# [Exercise]
Copy out all lines that hold "ペットボトル入り".
** begin Given data **
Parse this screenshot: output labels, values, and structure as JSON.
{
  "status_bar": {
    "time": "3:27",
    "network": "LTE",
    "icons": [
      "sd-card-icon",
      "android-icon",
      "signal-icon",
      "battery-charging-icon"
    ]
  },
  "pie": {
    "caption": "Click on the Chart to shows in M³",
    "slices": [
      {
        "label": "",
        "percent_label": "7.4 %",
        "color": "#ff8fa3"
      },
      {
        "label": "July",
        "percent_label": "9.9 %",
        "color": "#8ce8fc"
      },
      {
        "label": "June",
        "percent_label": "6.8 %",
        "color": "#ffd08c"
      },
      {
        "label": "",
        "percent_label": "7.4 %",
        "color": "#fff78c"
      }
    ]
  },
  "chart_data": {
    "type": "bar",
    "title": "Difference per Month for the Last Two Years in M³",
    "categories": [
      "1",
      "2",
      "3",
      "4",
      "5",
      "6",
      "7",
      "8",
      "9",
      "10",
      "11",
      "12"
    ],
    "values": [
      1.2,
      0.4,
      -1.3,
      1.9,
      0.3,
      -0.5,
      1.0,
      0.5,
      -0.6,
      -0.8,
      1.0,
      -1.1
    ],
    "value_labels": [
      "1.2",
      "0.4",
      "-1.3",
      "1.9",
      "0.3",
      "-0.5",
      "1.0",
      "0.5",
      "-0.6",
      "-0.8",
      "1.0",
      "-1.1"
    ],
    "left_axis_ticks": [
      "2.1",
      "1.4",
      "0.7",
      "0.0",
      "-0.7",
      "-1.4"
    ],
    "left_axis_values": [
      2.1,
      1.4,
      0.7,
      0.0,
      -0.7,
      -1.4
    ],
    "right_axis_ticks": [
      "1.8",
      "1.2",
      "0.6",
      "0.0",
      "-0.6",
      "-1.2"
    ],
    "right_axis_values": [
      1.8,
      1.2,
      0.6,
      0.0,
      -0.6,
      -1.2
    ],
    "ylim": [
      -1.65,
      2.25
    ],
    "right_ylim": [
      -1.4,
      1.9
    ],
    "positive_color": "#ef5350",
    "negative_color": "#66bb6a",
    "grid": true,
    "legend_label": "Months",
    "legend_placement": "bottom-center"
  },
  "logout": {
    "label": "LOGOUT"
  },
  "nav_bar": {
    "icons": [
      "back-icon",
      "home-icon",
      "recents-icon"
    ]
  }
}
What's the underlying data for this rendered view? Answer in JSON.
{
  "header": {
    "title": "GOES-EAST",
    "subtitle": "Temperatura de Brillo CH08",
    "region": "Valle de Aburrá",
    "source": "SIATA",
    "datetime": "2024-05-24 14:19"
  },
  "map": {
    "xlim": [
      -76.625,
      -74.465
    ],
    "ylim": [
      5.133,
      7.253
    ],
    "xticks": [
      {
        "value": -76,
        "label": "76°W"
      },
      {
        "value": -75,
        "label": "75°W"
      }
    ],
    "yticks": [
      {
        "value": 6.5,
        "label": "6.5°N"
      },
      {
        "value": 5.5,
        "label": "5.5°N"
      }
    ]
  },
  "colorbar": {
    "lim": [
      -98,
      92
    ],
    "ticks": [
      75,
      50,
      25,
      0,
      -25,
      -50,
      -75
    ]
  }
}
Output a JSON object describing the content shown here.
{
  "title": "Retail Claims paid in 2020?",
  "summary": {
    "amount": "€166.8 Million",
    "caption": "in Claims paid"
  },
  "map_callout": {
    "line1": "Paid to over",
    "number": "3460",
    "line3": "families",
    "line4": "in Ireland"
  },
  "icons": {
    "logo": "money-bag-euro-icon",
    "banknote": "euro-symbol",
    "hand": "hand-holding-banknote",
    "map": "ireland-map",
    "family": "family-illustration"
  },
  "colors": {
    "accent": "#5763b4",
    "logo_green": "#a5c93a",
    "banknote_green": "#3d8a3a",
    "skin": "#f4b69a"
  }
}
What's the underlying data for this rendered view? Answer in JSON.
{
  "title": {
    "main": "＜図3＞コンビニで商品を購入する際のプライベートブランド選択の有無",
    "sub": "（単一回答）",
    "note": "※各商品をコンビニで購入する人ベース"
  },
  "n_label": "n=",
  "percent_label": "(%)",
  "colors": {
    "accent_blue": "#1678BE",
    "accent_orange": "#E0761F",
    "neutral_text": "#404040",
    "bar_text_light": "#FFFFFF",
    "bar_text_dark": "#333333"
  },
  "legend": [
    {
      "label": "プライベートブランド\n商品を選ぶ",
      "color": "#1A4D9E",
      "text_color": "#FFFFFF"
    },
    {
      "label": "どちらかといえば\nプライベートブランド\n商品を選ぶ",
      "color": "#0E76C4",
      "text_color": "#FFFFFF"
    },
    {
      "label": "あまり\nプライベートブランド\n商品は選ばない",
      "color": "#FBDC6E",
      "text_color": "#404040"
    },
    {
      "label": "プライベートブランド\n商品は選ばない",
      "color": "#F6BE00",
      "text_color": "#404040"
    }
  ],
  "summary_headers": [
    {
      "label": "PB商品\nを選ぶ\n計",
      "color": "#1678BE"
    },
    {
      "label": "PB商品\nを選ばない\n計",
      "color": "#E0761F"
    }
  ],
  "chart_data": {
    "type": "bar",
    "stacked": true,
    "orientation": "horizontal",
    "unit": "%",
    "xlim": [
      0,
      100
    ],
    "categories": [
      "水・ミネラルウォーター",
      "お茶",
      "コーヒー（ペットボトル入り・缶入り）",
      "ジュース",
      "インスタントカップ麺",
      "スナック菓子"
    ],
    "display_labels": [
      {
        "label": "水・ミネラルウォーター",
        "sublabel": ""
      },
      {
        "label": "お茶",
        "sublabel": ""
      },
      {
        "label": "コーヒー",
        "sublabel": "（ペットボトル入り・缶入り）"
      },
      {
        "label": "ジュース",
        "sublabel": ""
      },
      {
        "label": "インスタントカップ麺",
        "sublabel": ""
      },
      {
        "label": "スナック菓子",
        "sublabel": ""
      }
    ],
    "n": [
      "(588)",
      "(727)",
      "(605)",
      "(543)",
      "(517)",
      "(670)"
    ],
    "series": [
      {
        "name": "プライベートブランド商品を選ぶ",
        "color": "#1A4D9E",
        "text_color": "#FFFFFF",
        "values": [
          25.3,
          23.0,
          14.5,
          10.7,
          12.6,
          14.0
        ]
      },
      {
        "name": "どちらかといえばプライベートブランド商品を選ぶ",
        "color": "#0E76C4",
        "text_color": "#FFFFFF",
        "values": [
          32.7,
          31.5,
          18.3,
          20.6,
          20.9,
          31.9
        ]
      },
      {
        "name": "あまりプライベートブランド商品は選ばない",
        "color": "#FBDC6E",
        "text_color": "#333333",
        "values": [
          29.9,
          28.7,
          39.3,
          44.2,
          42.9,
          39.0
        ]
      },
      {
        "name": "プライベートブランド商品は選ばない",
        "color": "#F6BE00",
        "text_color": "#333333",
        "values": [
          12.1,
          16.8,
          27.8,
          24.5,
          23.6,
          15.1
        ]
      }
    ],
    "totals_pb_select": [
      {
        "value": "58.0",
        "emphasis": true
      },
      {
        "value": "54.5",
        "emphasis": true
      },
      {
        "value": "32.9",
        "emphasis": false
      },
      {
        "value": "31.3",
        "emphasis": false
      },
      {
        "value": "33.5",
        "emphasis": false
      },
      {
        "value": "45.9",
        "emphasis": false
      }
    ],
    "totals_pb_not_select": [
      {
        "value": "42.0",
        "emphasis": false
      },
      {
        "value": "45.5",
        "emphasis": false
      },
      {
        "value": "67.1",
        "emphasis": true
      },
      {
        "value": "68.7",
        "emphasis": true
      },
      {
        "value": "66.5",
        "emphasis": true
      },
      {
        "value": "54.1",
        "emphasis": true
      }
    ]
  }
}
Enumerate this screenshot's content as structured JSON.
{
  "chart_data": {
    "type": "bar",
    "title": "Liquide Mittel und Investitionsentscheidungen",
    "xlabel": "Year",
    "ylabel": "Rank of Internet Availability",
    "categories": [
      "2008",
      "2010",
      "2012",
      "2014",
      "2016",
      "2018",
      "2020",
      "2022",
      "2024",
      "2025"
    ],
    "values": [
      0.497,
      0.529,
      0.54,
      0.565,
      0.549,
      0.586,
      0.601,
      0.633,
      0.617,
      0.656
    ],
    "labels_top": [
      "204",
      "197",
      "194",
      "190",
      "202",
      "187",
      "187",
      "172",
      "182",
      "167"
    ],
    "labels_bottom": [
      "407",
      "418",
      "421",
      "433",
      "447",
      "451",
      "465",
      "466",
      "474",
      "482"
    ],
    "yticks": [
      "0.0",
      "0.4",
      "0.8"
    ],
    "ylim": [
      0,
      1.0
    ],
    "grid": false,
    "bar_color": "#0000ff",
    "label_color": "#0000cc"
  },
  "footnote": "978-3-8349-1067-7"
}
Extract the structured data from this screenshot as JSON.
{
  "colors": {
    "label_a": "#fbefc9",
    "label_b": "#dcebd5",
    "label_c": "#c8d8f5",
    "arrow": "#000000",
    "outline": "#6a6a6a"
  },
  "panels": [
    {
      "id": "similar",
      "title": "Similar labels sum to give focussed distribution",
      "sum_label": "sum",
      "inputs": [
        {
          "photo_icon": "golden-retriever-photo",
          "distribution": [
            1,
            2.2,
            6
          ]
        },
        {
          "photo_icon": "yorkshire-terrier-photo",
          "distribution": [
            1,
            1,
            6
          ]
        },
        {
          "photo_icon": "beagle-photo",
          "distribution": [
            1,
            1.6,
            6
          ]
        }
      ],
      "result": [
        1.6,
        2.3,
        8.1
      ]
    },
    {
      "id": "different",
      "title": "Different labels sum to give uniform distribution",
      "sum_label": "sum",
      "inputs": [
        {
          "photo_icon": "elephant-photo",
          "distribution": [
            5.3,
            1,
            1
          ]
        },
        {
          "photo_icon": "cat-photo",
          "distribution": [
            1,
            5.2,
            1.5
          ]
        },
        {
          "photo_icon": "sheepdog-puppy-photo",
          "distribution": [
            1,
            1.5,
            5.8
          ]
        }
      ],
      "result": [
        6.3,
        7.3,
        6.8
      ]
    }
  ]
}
** end Given data **
# [Answer to the problem]
      "コーヒー（ペットボトル入り・缶入り）",
        "sublabel": "（ペットボトル入り・缶入り）"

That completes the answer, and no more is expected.